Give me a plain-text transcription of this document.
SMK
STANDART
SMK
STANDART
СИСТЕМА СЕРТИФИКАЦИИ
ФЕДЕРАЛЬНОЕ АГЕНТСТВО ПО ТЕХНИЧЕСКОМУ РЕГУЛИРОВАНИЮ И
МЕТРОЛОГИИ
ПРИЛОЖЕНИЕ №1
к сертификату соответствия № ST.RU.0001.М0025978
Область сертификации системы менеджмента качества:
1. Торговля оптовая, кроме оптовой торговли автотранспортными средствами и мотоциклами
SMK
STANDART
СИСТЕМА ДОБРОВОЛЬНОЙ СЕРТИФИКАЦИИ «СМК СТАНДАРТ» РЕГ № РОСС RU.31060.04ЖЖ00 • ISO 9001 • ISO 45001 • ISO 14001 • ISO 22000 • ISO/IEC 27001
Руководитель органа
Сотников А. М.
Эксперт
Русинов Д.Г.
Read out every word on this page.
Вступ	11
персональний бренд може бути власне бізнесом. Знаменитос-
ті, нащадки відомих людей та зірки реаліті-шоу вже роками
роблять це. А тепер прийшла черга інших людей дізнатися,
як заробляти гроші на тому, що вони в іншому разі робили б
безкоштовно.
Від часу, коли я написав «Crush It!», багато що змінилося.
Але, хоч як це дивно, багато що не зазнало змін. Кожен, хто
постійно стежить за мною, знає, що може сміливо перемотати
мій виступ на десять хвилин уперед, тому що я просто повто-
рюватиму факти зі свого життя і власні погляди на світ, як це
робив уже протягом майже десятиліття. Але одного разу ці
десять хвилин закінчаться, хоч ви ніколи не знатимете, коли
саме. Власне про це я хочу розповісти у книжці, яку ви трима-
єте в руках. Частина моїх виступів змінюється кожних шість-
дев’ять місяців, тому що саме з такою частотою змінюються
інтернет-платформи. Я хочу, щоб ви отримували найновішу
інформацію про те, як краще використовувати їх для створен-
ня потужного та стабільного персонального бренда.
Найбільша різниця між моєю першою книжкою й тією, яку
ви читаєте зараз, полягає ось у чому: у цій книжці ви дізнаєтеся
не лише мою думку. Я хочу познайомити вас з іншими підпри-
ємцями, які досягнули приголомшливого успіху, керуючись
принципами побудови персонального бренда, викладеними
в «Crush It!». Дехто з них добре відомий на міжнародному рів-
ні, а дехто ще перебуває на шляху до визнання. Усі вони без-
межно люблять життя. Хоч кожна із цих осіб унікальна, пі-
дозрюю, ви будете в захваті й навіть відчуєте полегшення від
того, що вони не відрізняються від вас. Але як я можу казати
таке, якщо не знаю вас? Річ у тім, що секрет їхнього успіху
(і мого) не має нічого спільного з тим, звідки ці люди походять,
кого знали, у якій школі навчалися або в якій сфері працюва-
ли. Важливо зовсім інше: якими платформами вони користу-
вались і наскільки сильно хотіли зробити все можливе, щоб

▶ **GOAL OF THE EXERCISE**:
Write the data back out verbatim.

▶ **FULL ANSWER**:
Give me a plain-text transcription of this document.
SMK
STANDART
SMK
STANDART
СИСТЕМА СЕРТИФИКАЦИИ
ФЕДЕРАЛЬНОЕ АГЕНТСТВО ПО ТЕХНИЧЕСКОМУ РЕГУЛИРОВАНИЮ И
МЕТРОЛОГИИ
ПРИЛОЖЕНИЕ №1
к сертификату соответствия № ST.RU.0001.М0025978
Область сертификации системы менеджмента качества:
1. Торговля оптовая, кроме оптовой торговли автотранспортными средствами и мотоциклами
SMK
STANDART
СИСТЕМА ДОБРОВОЛЬНОЙ СЕРТИФИКАЦИИ «СМК СТАНДАРТ» РЕГ № РОСС RU.31060.04ЖЖ00 • ISO 9001 • ISO 45001 • ISO 14001 • ISO 22000 • ISO/IEC 27001
Руководитель органа
Сотников А. М.
Эксперт
Русинов Д.Г.
Read out every word on this page.
Вступ	11
персональний бренд може бути власне бізнесом. Знаменитос-
ті, нащадки відомих людей та зірки реаліті-шоу вже роками
роблять це. А тепер прийшла черга інших людей дізнатися,
як заробляти гроші на тому, що вони в іншому разі робили б
безкоштовно.
Від часу, коли я написав «Crush It!», багато що змінилося.
Але, хоч як це дивно, багато що не зазнало змін. Кожен, хто
постійно стежить за мною, знає, що може сміливо перемотати
мій виступ на десять хвилин уперед, тому що я просто повто-
рюватиму факти зі свого життя і власні погляди на світ, як це
робив уже протягом майже десятиліття. Але одного разу ці
десять хвилин закінчаться, хоч ви ніколи не знатимете, коли
саме. Власне про це я хочу розповісти у книжці, яку ви трима-
єте в руках. Частина моїх виступів змінюється кожних шість-
дев’ять місяців, тому що саме з такою частотою змінюються
інтернет-платформи. Я хочу, щоб ви отримували найновішу
інформацію про те, як краще використовувати їх для створен-
ня потужного та стабільного персонального бренда.
Найбільша різниця між моєю першою книжкою й тією, яку
ви читаєте зараз, полягає ось у чому: у цій книжці ви дізнаєтеся
не лише мою думку. Я хочу познайомити вас з іншими підпри-
ємцями, які досягнули приголомшливого успіху, керуючись
принципами побудови персонального бренда, викладеними
в «Crush It!». Дехто з них добре відомий на міжнародному рів-
ні, а дехто ще перебуває на шляху до визнання. Усі вони без-
межно люблять життя. Хоч кожна із цих осіб унікальна, пі-
дозрюю, ви будете в захваті й навіть відчуєте полегшення від
того, що вони не відрізняються від вас. Але як я можу казати
таке, якщо не знаю вас? Річ у тім, що секрет їхнього успіху
(і мого) не має нічого спільного з тим, звідки ці люди походять,
кого знали, у якій школі навчалися або в якій сфері працюва-
ли. Важливо зовсім інше: якими платформами вони користу-
вались і наскільки сильно хотіли зробити все можливе, щоб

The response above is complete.